--- Work instructions ---
Write out all lines holding the word "this".

>> START Record extracts

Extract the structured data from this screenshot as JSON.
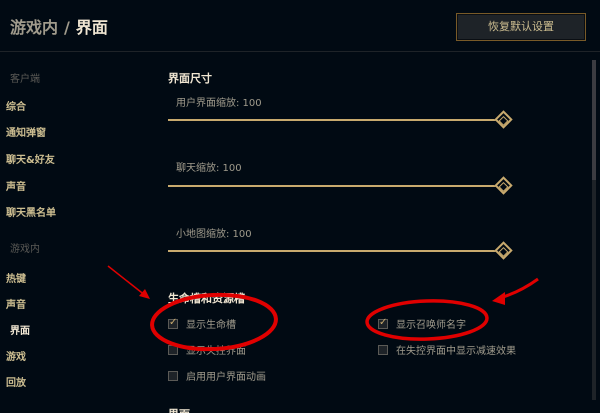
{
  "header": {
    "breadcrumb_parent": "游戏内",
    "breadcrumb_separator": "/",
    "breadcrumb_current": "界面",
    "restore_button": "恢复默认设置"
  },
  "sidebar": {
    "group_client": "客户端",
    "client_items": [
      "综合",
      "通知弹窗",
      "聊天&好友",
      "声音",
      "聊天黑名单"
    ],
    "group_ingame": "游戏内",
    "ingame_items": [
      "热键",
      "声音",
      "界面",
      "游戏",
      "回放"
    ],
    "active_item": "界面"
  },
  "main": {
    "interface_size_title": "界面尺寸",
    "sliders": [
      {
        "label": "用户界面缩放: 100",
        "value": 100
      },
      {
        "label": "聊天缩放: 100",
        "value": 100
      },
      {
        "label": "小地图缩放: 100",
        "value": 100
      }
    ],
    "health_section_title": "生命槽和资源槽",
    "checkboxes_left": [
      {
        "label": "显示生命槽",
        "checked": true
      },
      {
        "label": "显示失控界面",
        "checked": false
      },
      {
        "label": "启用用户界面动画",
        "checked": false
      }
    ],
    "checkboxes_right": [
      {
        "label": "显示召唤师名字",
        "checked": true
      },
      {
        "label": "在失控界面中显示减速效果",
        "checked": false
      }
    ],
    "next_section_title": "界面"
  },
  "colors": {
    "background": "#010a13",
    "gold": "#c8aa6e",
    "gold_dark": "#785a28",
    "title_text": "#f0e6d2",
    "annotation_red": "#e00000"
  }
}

>> END Record extracts
>> START Record extracts

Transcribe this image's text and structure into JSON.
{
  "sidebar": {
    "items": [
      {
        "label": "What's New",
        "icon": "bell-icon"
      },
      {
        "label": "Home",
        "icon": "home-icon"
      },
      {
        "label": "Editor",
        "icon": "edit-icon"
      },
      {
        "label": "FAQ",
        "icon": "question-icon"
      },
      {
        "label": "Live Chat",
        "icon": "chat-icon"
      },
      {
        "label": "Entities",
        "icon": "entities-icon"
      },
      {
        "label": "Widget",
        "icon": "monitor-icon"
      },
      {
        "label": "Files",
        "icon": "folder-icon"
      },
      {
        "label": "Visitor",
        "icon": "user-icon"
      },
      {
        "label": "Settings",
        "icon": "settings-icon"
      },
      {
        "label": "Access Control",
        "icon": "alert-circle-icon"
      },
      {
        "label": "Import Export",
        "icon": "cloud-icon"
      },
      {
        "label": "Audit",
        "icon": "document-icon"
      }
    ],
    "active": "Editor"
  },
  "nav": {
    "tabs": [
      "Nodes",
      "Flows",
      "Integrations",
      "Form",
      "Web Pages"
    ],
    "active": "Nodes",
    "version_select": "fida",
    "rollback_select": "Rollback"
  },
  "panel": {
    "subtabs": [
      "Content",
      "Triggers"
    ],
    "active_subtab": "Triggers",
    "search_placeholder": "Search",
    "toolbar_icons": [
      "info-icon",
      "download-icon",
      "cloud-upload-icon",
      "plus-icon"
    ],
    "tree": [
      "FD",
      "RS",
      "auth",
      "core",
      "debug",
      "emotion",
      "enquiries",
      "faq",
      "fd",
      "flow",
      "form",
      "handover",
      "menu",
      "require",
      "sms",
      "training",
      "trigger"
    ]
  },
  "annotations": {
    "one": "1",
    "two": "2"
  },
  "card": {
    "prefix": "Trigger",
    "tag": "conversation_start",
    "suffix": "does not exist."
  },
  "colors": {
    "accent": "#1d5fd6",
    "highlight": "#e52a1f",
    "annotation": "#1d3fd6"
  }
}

>> END Record extracts

--- Task output ---
Extract the structured data from this screenshot as JSON.
Transcribe this image's text and structure into JSON.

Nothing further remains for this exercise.